PASSAGE TO READ:

As shown in Table 5, children’s Intolerance of Uncertainty scale scores remained a significant (albeit somewhat weaker) predictor of their Short Sensory Profile scores, even after Spence Children’s Anxiety scale scores were added to the model. This finding suggests that the relationship between intolerance of uncertainty and sensory sensitivities is partly but not fully mediated by anxiety. We therefore performed mediation analysis to assess the size of the indirect effect (see Fig. 2a). This analysis and the ones performed below were based on the PROCESS tools for moderation and mediation analysis (Hayes 2012). Significant relationships in the models are indicated by bias-corrected and accelerated bootstrapped confidence intervals (based on 1000 samples) that do not overlap with zero.
Models of intolerance of uncertainty as a predictor of sensory sensitivities, mediated by anxiety, for children with autism (a) and typically developing children (b). The confidence intervals for the indirect effect is a BCa bootstrapped CI based on 1000 samples
The mediation analysis confirmed that for children with autism, the relationship between Intolerance of Uncertainty scale scores and Short Sensory Profile scores was mediated by Spence Children’s Anxiety scale scores (b = −.76, BCa CI [−1.27, −.29], p = .004) and that the size of this indirect effect was large (κ 2 = .27, 95 % BCa CI [.11, .41]). As expected, the direct effect of Intolerance of Uncertainty scale scores on Short Sensory Profile scores was also significant (b = −.93, p = .007). These results indicate that anxiety can only partly explain the relationship between intolerance of uncertainty and sensory sensitivities. Intolerance of uncertainty and sensory sensitivities are also associated with each other, independently of anxiety.

EXERCISE REQUIREMENTS:
1. Decide whether each statement agrees with the passage on intolerance of uncertainty above. Answer yes or no for each, quoting the words of the passage that decide it.
(a) The mediation analysis relied on the PROCESS tools.
(b) The bootstrapped confidence intervals were based on 500 samples.
(c) Anxiety fully explains the link between intolerance of uncertainty and sensory sensitivities.
2. In the passage on intolerance of uncertainty, what were the b value and p value of the direct effect of Intolerance of Uncertainty scale scores on Short Sensory Profile scores?
3. From the passage on intolerance of uncertainty, copy word for word the part starting at "As shown in" and ending at "overlap with zero.".

GIVEN DATA:
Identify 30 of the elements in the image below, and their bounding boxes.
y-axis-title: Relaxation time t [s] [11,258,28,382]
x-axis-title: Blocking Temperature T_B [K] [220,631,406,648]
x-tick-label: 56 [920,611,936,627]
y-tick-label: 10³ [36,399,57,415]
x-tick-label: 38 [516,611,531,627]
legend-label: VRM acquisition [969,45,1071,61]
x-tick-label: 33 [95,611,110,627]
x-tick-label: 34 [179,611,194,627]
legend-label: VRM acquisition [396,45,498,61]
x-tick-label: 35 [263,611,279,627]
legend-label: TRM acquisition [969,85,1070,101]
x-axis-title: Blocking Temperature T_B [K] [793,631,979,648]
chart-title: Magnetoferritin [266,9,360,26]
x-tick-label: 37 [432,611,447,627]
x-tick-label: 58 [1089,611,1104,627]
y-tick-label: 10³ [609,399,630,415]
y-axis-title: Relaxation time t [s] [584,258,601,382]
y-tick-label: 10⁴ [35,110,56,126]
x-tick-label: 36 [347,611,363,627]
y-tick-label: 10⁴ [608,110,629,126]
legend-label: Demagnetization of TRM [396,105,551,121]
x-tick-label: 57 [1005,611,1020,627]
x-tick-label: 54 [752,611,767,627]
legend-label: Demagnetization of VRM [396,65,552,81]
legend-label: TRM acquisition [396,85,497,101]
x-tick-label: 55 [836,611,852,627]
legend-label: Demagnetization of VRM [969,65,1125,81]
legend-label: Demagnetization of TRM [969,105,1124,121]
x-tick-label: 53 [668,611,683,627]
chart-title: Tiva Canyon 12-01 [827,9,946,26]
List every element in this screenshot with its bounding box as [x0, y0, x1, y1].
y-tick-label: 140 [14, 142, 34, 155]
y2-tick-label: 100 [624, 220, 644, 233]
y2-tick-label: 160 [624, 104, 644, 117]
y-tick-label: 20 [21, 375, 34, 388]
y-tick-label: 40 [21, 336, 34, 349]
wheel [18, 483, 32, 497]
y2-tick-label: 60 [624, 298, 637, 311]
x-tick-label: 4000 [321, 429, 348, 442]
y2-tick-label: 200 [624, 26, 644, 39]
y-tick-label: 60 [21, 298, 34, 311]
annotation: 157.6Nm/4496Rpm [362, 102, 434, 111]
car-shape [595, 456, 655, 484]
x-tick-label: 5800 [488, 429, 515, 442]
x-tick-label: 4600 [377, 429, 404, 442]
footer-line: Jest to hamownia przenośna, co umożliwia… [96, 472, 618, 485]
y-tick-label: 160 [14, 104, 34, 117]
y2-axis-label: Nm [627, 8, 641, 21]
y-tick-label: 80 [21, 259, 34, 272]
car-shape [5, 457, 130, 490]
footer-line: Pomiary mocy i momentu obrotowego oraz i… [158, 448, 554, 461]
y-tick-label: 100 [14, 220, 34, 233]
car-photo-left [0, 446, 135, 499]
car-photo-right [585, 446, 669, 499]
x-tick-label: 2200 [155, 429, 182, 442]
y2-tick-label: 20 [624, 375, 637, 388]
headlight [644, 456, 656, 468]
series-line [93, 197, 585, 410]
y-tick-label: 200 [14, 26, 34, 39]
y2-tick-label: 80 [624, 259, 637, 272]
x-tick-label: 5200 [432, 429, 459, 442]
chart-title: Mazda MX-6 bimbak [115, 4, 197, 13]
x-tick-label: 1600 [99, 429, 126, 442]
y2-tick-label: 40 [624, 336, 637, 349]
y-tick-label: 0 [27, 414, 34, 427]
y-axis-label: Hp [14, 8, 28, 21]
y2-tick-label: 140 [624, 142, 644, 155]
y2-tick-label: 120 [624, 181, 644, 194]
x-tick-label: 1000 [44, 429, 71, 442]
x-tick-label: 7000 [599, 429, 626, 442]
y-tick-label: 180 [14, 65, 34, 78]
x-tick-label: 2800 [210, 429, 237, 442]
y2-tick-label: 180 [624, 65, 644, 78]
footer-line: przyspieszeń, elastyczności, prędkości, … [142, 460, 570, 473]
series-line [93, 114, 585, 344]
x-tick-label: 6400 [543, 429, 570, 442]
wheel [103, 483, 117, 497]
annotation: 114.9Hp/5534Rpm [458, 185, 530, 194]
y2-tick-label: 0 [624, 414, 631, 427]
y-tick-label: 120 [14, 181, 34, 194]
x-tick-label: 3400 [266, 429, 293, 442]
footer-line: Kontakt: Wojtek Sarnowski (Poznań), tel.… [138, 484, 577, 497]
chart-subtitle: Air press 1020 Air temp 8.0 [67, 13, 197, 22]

COMPLETED EXERCISE:
1.
(a) Yes: "This analysis and the ones performed below were based on the PROCESS tools for moderation and mediation analysis (Hayes 2012)."
(b) No: "(based on 1000 samples)"
(c) No: "anxiety can only partly explain the relationship between intolerance of uncertainty and sensory sensitivities."

2. b = −.93, p = .007

3.
As shown in Table 5, children’s Intolerance of Uncertainty scale scores remained a significant (albeit somewhat weaker) predictor of their Short Sensory Profile scores, even after Spence Children’s Anxiety scale scores were added to the model. This finding suggests that the relationship between intolerance of uncertainty and sensory sensitivities is partly but not fully mediated by anxiety. We therefore performed mediation analysis to assess the size of the indirect effect (see Fig. 2a). This analysis and the ones performed below were based on the PROCESS tools for moderation and mediation analysis (Hayes 2012). Significant relationships in the models are indicated by bias-corrected and accelerated bootstrapped confidence intervals (based on 1000 samples) that do not overlap with zero.